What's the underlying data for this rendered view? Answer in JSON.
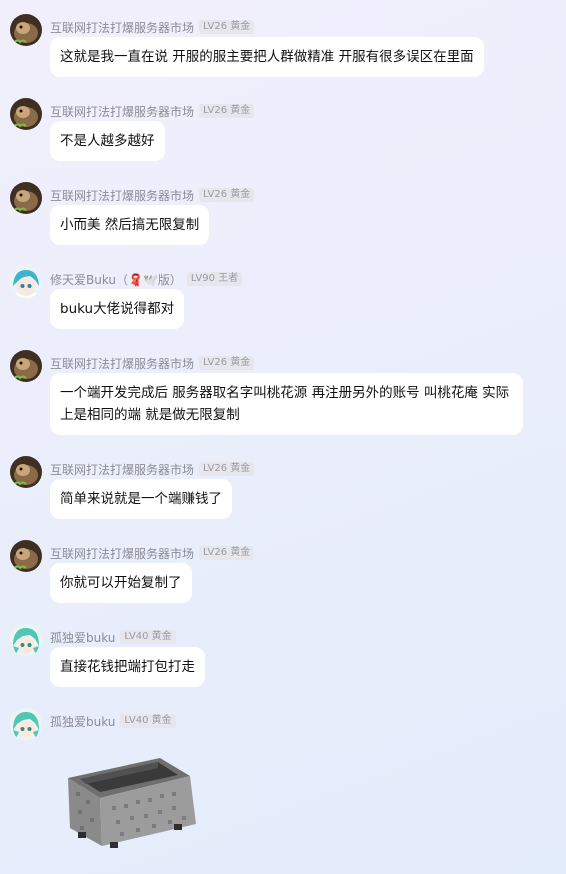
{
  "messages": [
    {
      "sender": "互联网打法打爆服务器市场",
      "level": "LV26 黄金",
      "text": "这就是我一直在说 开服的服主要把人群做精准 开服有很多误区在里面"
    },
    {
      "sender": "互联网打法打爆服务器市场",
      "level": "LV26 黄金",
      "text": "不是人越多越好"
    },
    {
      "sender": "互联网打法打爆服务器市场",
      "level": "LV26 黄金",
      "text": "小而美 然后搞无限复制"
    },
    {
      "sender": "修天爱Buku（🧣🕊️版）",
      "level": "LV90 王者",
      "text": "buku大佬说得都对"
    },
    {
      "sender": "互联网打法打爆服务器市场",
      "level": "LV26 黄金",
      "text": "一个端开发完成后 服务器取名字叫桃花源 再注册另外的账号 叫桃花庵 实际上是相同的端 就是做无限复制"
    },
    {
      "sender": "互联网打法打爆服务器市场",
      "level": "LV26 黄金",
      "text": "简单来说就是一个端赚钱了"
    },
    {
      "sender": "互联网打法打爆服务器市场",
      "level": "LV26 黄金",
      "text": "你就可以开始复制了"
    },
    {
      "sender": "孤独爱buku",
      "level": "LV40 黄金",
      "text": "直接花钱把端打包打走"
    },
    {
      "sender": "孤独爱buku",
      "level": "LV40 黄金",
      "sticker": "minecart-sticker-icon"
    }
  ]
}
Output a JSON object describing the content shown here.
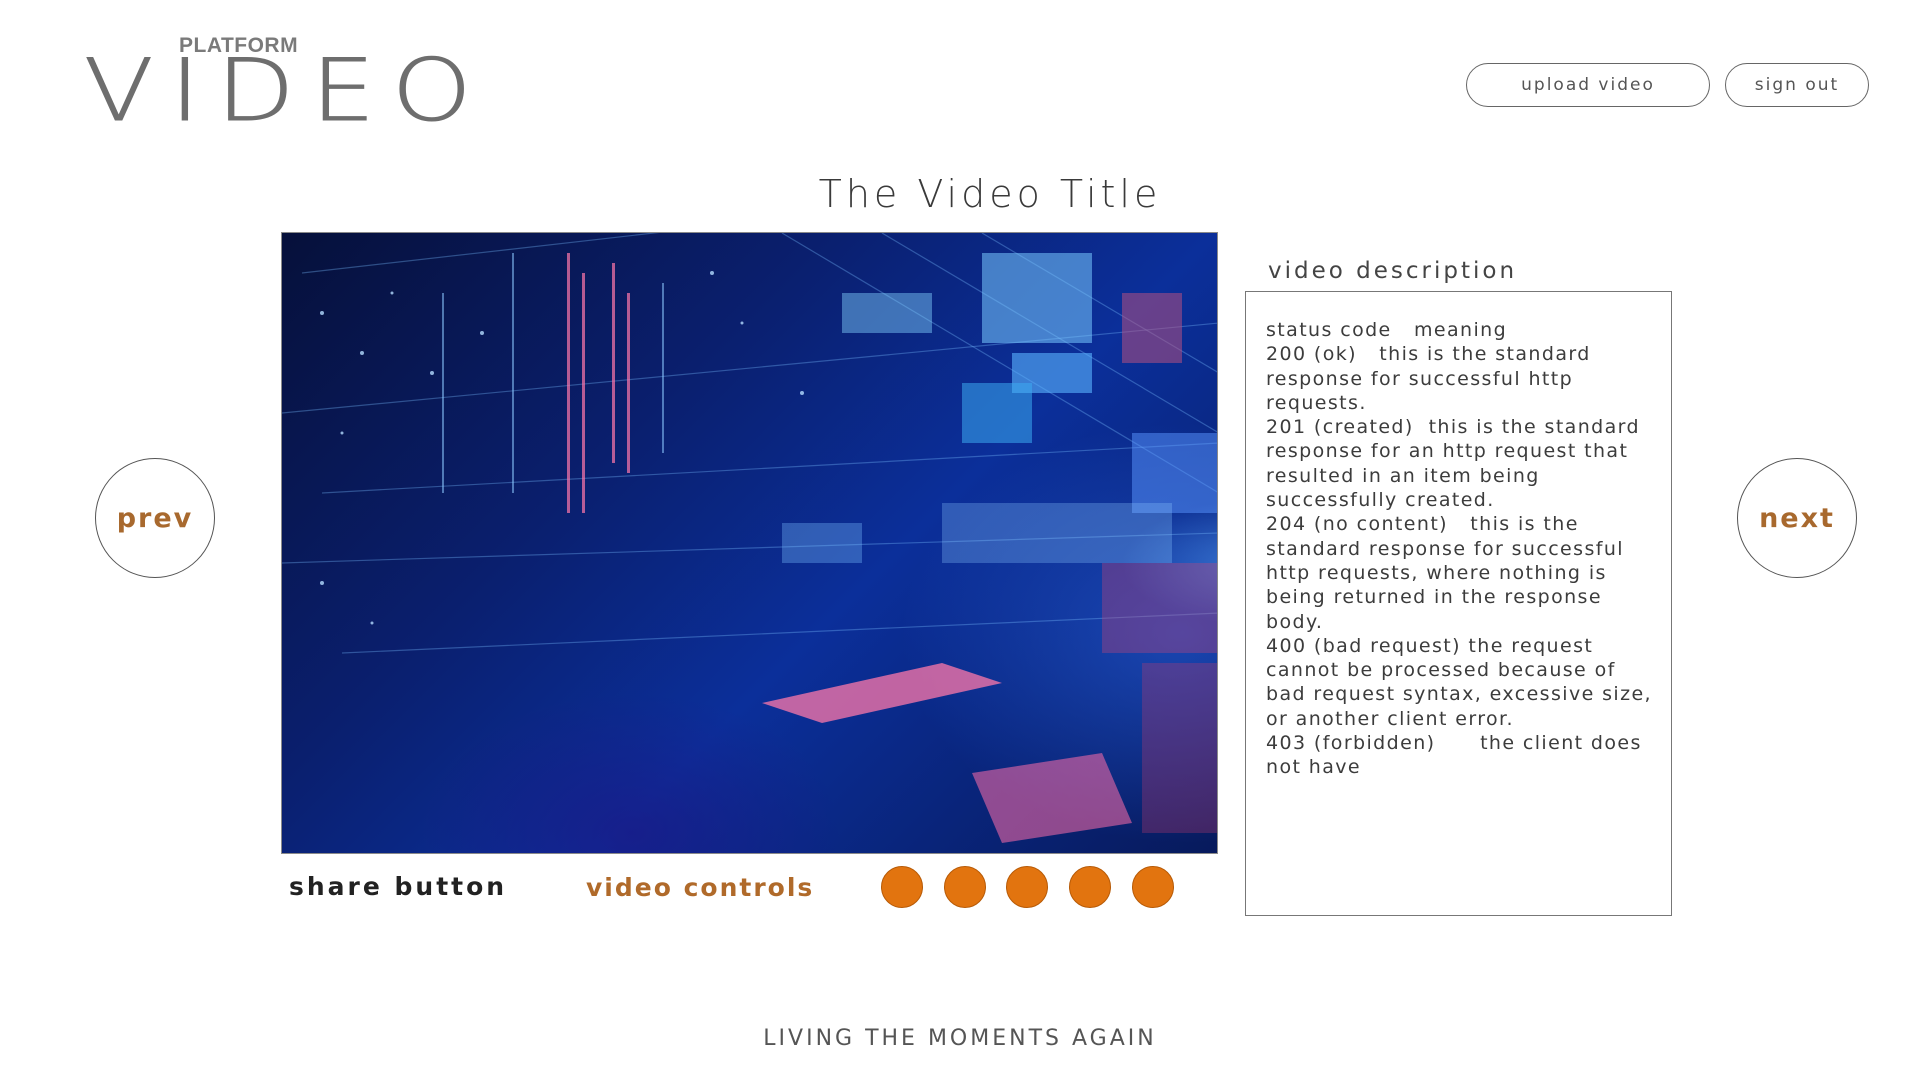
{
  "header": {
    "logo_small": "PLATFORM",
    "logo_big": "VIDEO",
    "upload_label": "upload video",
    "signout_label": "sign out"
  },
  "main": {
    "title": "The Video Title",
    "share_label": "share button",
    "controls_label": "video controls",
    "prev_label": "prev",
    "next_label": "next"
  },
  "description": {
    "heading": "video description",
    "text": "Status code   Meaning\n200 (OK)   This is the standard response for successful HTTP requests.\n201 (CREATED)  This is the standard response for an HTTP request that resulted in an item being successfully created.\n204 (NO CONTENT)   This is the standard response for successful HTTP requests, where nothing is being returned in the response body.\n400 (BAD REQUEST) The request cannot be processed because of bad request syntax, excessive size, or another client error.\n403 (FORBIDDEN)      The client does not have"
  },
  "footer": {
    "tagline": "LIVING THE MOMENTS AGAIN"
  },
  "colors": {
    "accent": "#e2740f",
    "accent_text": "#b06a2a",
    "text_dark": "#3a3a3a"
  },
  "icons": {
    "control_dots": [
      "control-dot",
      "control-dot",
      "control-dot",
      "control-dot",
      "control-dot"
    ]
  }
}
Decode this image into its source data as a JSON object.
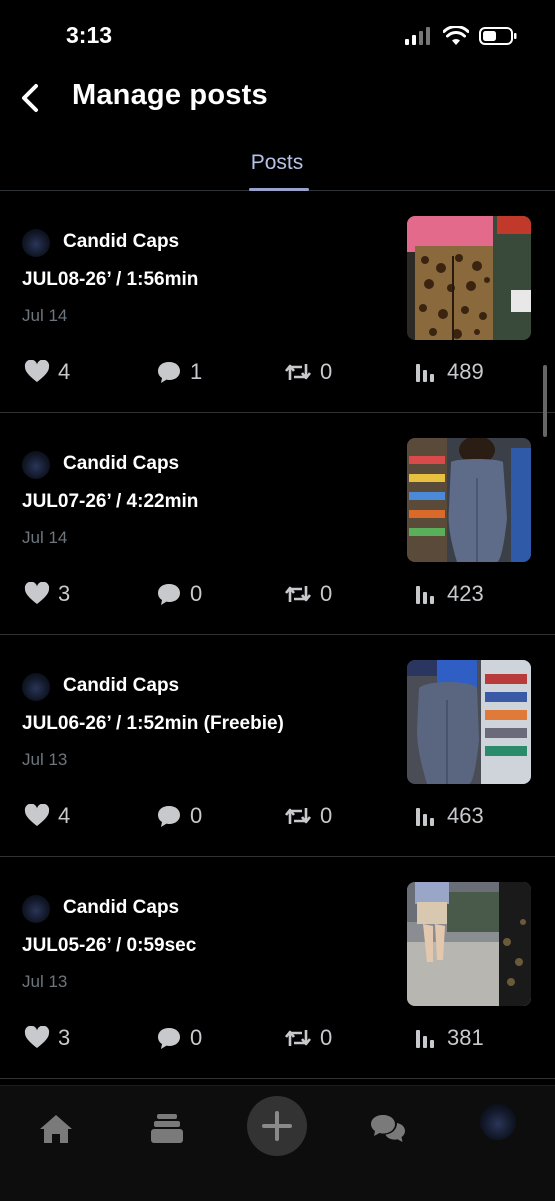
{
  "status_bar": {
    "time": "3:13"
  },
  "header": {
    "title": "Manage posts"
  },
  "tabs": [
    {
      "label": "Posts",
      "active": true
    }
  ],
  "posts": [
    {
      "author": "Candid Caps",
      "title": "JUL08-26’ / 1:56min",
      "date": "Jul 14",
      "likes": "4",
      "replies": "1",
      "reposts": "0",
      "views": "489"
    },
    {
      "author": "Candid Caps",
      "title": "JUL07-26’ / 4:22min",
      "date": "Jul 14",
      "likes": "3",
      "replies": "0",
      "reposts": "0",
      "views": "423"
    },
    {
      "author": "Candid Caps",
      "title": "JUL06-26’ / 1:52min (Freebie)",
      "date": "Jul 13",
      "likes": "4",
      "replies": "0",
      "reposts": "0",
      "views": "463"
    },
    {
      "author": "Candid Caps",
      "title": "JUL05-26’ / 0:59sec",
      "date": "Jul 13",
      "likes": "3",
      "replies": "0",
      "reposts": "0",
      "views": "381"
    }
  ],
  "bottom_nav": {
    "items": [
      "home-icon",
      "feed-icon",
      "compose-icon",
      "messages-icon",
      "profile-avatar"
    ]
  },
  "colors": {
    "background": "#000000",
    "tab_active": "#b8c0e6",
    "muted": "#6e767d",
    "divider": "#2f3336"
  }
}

§ **EXERCISE INSTRUCTIONS**
Work out how many lines above have the string "data" in them, and give only the number.

§ **REPLY TO THE TASK**
2